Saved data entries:

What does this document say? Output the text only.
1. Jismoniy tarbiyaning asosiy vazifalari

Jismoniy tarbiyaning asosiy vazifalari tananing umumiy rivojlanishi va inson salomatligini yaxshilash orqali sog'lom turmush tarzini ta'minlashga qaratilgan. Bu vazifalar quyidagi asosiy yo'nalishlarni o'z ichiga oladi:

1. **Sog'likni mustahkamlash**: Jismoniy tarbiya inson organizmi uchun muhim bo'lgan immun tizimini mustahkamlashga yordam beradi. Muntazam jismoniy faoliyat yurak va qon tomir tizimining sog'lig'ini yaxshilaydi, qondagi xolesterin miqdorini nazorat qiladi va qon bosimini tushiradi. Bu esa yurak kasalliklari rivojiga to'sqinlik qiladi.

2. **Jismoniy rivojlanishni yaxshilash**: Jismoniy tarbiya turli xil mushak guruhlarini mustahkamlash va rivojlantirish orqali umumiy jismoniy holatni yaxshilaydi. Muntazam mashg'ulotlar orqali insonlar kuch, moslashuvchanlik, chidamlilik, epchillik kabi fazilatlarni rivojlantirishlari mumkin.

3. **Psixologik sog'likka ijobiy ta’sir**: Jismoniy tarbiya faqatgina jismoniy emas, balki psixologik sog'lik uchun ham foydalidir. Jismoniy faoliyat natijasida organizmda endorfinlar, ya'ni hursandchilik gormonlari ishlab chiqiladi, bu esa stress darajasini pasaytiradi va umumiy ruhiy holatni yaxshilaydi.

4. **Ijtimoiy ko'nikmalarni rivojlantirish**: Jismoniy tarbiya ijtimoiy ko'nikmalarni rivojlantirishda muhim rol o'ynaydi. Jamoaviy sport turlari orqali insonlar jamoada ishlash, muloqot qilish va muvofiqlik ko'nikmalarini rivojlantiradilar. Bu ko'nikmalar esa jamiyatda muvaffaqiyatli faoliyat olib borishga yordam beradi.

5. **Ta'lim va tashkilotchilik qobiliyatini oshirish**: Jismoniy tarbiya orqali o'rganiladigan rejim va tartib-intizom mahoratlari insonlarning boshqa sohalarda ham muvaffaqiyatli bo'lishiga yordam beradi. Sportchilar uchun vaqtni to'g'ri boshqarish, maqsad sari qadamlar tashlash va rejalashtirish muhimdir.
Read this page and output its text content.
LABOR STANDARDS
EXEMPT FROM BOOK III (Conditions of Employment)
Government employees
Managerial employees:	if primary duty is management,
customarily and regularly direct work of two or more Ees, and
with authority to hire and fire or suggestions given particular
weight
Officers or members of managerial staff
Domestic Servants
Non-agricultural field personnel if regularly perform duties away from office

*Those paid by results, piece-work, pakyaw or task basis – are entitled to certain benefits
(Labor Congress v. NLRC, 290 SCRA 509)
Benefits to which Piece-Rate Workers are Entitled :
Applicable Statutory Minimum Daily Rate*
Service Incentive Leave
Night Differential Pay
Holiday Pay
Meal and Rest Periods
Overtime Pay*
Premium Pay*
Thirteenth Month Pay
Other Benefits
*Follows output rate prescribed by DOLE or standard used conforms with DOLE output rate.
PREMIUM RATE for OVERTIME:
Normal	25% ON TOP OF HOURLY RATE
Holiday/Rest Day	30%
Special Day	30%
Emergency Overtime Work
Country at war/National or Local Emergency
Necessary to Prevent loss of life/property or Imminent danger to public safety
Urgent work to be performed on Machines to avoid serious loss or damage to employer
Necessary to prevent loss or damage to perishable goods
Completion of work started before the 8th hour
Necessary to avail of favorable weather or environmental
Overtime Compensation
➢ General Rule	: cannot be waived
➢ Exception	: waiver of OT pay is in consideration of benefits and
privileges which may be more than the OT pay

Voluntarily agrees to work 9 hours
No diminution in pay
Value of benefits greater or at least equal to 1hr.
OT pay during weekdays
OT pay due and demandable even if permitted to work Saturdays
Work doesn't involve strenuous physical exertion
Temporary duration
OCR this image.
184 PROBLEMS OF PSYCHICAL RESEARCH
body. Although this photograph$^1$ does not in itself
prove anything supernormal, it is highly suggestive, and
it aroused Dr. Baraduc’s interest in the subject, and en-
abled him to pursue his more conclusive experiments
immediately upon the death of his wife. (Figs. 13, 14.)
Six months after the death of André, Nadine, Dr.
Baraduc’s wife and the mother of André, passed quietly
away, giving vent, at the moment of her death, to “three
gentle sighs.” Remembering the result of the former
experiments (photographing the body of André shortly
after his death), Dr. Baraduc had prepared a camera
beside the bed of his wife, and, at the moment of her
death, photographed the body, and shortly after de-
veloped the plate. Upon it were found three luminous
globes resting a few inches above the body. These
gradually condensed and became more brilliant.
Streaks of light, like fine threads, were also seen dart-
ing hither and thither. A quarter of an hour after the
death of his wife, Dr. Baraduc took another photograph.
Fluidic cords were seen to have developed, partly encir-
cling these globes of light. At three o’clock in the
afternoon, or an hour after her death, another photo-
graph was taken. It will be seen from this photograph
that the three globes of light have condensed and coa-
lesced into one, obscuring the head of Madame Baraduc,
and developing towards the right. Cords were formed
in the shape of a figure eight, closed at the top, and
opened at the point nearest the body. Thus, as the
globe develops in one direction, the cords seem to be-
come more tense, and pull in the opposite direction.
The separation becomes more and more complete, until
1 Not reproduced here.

# STATED PROBLEM:
Copy out every line of the material above that mentions the word "after".

# COMPLETED TASK:
Six months after the death of André, Nadine, Dr.
after his death), Dr. Baraduc had prepared a camera
death, photographed the body, and shortly after de-
ing hither and thither. A quarter of an hour after the
afternoon, or an hour after her death, another photo-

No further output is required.